--- Exercise task ---
State only how many lines contain the string "Services".
○ ○ ○ ○
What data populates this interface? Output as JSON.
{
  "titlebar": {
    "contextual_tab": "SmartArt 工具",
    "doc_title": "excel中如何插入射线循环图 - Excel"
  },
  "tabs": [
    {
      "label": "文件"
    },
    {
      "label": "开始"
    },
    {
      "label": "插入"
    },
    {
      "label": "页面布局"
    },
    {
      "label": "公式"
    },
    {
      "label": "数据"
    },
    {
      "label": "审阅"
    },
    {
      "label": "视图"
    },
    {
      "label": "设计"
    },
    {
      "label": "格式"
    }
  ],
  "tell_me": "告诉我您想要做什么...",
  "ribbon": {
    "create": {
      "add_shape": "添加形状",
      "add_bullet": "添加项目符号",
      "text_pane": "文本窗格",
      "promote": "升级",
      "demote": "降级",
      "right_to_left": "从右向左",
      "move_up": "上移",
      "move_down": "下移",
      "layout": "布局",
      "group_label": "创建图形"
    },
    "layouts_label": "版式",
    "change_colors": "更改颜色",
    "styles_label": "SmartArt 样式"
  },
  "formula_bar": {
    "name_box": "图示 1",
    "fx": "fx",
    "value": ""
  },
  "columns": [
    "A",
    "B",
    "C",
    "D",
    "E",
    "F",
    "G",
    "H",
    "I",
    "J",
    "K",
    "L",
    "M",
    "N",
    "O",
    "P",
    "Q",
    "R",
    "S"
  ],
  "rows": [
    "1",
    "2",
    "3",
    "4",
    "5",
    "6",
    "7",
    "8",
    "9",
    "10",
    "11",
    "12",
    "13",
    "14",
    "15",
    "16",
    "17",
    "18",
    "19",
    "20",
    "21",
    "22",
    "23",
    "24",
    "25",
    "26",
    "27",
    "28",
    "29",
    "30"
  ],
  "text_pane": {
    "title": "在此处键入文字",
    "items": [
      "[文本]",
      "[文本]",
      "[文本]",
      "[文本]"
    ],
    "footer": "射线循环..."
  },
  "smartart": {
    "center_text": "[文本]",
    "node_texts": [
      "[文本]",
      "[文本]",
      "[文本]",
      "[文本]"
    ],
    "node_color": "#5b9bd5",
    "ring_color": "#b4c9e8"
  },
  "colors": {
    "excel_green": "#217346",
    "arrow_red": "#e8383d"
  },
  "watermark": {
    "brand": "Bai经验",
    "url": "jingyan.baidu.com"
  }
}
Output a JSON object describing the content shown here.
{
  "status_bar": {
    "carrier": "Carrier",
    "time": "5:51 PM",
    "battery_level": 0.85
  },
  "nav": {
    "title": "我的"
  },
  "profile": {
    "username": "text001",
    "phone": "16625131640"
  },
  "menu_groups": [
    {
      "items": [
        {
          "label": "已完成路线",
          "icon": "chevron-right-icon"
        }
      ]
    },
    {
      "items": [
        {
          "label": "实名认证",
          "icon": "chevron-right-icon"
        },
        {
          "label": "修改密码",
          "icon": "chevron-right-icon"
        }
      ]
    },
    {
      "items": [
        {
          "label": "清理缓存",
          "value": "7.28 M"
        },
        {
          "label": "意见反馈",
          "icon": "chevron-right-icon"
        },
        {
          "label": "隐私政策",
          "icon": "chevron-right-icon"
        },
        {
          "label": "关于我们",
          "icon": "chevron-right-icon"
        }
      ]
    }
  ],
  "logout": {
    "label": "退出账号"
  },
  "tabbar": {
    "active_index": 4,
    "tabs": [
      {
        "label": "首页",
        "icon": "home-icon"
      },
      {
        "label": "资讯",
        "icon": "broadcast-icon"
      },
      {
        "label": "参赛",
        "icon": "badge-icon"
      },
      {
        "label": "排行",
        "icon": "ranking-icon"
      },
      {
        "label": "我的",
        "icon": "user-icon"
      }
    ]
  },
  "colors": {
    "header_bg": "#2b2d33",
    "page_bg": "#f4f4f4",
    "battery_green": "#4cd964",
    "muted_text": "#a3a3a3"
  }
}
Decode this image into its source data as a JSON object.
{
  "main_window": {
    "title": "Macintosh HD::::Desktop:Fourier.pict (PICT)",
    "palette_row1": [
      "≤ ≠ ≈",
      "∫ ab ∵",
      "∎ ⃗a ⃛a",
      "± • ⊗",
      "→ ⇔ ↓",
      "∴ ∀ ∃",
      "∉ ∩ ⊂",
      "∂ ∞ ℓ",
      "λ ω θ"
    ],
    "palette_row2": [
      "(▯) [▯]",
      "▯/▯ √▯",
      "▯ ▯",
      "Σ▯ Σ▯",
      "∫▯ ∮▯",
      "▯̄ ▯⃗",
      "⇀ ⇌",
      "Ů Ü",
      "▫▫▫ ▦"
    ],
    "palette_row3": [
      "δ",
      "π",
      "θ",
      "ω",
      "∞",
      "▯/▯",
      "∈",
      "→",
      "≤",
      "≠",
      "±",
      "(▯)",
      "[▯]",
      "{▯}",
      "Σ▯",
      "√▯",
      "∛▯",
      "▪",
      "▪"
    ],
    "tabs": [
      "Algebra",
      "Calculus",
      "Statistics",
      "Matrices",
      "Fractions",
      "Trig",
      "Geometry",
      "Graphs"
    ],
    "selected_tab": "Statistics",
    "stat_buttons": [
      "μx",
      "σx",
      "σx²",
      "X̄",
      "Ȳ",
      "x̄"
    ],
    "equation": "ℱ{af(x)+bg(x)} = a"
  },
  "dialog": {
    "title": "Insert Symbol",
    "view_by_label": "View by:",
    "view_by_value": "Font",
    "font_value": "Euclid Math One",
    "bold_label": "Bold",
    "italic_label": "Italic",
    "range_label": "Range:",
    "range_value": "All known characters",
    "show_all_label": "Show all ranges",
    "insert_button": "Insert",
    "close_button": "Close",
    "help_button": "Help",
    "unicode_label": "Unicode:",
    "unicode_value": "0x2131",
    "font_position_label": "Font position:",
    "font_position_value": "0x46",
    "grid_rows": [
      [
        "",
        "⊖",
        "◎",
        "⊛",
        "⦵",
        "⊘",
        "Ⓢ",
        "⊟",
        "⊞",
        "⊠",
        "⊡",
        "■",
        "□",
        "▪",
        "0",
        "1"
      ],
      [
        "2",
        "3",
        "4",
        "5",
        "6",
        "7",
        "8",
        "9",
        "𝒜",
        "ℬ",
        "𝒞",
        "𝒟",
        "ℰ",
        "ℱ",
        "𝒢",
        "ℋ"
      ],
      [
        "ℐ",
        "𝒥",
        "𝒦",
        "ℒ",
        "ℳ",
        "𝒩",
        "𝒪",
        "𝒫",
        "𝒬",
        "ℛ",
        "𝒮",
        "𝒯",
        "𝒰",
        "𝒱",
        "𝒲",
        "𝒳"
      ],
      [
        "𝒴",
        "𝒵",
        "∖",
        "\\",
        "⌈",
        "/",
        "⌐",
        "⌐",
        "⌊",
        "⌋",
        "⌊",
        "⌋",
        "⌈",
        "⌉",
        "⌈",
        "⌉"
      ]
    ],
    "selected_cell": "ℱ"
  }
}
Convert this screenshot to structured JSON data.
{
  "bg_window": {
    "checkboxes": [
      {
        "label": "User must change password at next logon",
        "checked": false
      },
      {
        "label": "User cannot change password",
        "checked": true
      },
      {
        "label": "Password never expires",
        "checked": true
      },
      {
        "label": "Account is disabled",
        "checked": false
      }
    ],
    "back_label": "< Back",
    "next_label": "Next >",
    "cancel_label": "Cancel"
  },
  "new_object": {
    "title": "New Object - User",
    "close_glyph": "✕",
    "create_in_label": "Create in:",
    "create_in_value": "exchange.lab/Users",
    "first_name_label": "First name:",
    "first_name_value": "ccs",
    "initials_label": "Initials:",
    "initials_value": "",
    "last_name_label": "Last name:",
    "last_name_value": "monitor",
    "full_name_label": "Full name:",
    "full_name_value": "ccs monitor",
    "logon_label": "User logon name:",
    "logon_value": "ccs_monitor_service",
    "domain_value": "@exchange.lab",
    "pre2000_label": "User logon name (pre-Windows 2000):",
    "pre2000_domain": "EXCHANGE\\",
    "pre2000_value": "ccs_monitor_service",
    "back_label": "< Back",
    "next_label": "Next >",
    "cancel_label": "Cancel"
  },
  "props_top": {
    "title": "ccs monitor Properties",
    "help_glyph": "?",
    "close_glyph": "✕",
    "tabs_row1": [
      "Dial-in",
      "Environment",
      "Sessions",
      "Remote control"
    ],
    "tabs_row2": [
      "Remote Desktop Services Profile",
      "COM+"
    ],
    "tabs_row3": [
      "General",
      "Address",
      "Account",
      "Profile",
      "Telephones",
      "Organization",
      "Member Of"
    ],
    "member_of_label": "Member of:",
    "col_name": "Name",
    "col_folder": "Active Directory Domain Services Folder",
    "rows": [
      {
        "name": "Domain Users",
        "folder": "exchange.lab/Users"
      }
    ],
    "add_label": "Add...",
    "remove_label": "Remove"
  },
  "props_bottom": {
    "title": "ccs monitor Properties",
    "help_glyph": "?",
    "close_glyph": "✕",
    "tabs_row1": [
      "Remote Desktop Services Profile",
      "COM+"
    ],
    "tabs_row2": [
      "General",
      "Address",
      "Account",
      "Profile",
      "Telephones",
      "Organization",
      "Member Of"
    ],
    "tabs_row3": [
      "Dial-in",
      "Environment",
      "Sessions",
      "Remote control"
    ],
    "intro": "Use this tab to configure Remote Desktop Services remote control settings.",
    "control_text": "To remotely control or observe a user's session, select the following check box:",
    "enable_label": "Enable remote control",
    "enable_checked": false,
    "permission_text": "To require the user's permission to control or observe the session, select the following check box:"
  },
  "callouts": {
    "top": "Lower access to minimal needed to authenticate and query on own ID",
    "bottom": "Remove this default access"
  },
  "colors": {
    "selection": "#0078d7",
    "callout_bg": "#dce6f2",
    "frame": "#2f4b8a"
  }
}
○ ○ ○ ○
--- Correct output ---
4